Copy every line of the data in which the word "Carbon" occurs.

--- start ---

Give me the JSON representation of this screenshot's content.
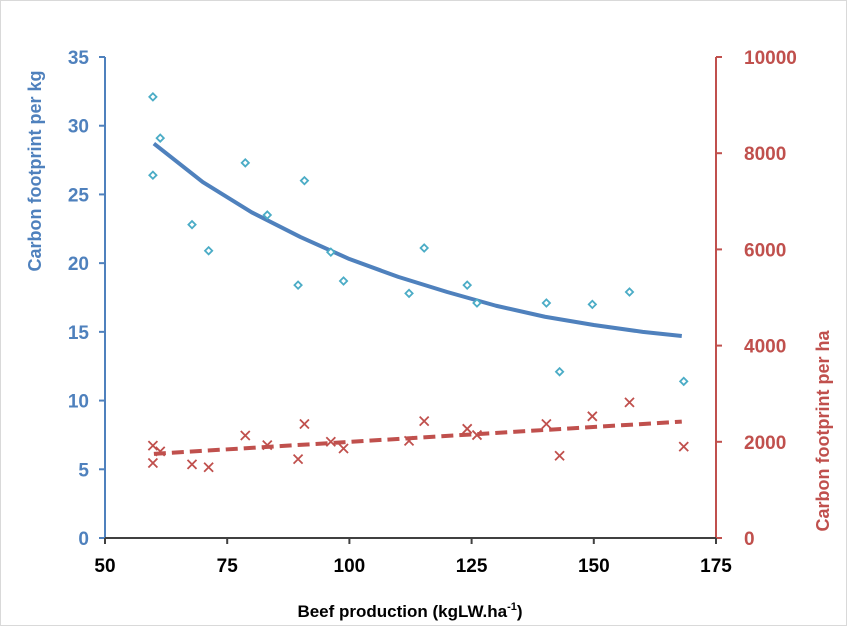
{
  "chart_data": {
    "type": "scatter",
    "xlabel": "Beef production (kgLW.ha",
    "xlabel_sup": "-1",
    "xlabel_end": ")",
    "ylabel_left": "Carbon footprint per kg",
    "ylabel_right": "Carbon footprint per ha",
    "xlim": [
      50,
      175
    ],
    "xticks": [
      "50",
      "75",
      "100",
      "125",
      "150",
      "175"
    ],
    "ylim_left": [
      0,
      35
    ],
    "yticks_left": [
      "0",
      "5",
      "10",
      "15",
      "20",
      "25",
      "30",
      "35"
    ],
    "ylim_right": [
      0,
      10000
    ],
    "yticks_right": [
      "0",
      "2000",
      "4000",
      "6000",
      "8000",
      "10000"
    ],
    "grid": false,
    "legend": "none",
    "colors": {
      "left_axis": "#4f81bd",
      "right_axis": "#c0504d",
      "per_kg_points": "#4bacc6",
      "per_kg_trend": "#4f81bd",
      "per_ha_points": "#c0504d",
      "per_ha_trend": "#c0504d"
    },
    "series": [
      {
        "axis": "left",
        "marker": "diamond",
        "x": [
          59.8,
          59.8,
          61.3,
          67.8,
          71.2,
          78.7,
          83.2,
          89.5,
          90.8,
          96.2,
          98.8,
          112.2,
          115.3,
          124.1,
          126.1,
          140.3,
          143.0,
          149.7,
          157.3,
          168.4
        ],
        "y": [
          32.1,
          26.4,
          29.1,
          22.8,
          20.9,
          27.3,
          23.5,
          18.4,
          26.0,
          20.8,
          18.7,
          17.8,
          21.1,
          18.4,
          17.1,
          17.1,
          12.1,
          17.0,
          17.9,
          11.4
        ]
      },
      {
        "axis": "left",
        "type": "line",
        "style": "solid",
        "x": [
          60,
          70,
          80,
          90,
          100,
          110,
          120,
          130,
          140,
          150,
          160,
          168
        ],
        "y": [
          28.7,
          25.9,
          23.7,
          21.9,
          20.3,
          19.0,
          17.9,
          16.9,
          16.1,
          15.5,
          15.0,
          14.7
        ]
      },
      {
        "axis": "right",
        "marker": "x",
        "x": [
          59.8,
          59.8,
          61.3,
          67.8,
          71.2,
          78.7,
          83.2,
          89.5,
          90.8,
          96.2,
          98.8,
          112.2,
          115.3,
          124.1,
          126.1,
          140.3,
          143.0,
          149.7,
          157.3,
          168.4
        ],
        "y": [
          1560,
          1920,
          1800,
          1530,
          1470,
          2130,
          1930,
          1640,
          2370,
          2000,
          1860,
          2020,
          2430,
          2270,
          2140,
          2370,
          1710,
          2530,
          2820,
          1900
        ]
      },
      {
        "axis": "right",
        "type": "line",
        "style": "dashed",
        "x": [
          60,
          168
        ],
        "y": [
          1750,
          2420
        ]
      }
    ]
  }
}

--- end ---
--- start ---

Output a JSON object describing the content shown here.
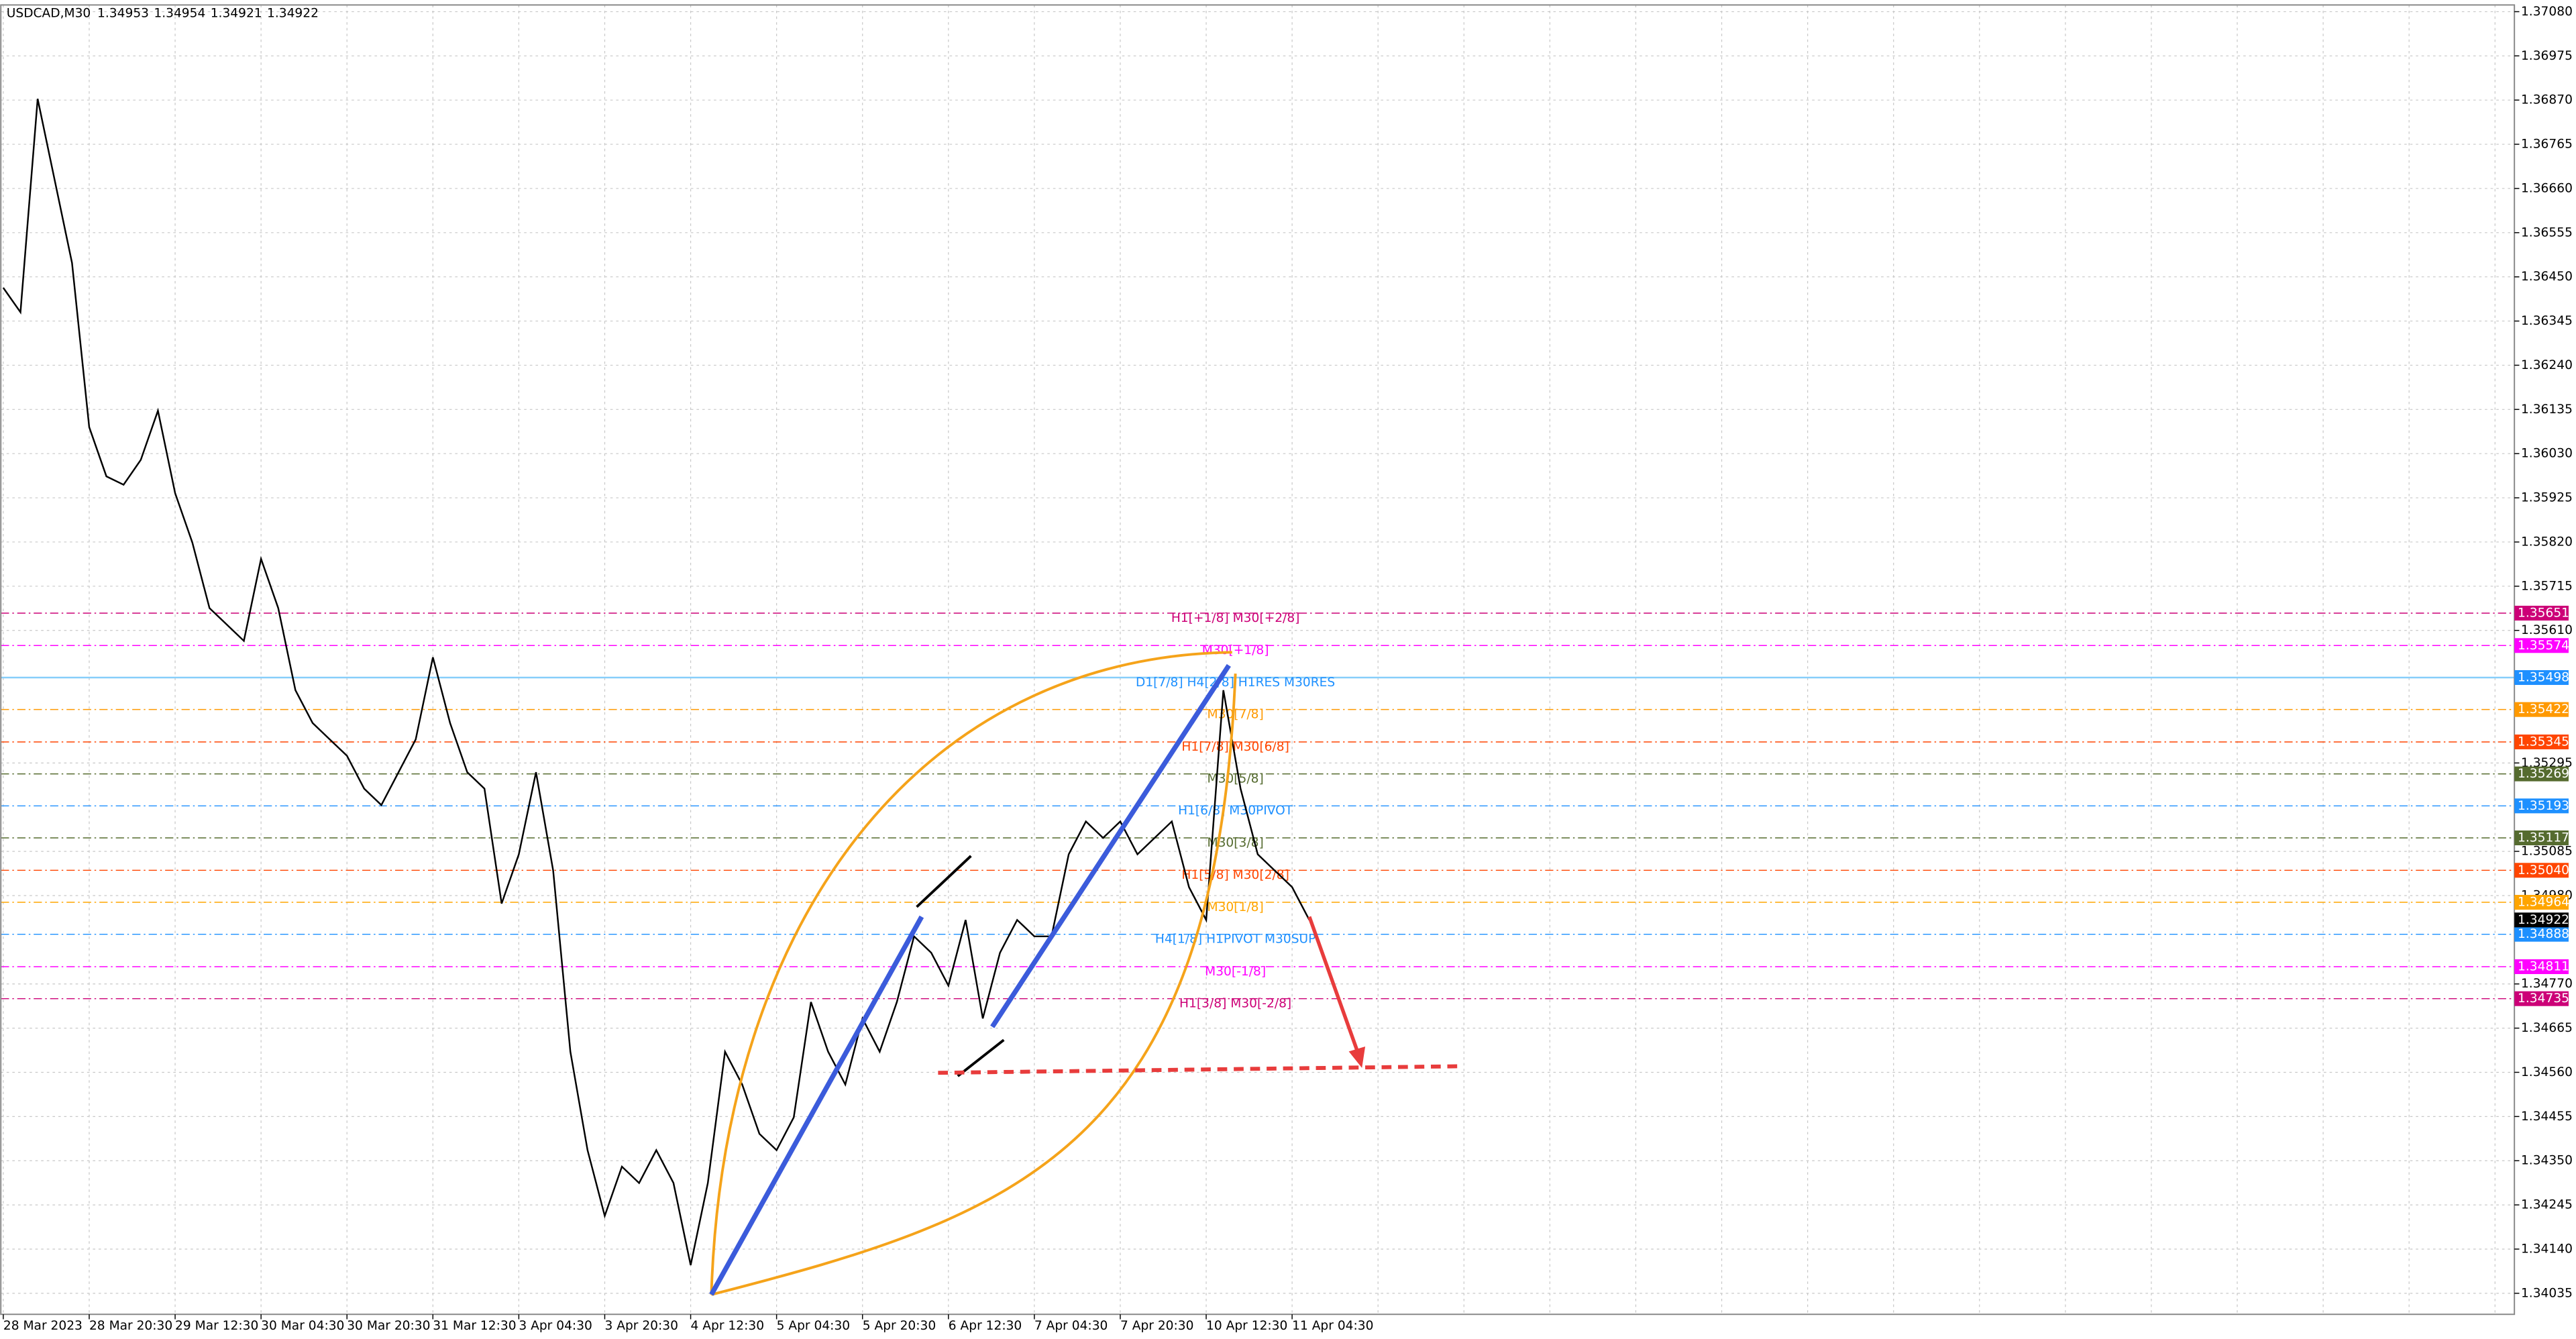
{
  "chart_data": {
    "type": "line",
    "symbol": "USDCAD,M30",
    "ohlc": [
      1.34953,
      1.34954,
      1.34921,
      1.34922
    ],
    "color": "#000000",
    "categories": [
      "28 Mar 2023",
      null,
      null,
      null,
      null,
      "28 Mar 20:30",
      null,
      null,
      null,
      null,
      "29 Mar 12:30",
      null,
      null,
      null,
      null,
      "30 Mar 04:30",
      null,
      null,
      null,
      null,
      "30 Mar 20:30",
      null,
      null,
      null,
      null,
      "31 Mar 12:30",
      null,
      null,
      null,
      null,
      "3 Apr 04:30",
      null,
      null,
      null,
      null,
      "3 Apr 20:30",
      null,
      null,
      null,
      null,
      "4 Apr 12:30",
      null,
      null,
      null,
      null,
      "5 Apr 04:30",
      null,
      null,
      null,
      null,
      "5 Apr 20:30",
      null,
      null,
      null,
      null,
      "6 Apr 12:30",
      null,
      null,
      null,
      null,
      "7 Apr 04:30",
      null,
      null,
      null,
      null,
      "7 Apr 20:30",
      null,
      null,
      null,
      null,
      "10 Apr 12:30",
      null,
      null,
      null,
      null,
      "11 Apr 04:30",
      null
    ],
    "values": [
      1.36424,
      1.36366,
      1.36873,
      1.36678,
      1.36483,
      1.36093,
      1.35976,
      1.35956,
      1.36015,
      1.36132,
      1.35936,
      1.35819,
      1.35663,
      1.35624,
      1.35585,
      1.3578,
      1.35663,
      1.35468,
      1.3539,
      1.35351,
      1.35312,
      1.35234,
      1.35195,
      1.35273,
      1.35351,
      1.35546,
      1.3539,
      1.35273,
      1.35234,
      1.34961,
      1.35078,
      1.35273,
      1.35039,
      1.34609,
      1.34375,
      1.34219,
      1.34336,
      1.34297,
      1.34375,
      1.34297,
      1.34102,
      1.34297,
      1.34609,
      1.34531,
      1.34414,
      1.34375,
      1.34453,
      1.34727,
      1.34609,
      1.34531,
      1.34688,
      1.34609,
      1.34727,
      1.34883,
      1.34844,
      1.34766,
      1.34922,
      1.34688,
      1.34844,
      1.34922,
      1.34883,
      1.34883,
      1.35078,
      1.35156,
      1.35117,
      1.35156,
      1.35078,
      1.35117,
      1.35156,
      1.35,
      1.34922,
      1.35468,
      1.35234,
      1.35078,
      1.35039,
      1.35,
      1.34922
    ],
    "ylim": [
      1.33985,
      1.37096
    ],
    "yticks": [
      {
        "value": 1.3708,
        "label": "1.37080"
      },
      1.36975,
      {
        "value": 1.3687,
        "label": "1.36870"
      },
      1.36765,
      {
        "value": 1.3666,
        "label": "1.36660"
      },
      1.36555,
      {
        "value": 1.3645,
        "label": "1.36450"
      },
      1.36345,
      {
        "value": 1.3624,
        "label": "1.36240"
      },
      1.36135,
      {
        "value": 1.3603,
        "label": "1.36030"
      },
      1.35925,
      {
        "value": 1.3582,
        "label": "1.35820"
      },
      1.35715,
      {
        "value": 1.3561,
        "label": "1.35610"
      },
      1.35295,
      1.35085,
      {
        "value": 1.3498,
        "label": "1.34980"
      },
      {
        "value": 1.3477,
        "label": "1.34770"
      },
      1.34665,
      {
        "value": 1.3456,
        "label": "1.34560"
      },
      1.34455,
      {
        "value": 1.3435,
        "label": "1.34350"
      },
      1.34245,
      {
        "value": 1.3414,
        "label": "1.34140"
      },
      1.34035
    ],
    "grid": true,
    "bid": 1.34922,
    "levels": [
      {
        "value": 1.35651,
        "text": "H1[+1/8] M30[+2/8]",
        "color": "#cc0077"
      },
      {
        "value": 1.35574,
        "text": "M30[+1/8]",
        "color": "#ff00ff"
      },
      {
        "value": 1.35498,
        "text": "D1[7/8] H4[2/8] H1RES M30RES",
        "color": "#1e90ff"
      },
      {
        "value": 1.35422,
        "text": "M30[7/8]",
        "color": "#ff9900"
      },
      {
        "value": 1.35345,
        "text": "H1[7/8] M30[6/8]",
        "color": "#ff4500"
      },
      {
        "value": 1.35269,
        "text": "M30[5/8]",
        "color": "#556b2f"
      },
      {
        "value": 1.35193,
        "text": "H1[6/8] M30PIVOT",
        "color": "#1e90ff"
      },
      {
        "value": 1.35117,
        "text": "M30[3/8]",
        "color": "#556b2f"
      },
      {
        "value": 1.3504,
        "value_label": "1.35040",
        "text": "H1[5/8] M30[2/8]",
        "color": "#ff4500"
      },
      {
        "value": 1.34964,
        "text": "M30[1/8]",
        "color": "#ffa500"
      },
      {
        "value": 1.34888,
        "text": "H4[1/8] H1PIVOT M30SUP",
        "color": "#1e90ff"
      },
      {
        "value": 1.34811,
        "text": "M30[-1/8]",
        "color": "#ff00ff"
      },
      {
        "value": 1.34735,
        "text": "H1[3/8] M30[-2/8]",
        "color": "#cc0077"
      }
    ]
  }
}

--- end ---
--- start ---

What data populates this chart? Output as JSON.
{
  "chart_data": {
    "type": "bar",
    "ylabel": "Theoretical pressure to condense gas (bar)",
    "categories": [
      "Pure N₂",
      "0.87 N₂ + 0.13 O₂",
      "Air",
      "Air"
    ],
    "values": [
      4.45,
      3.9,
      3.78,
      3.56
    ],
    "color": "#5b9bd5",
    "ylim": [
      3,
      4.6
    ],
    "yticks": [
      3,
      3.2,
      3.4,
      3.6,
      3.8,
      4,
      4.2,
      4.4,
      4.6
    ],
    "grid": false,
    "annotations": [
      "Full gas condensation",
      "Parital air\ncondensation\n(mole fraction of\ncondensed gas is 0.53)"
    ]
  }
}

--- end ---

Complete response ▸
    "ylabel_left": "Carbon footprint per kg",
    "ylabel_right": "Carbon footprint per ha",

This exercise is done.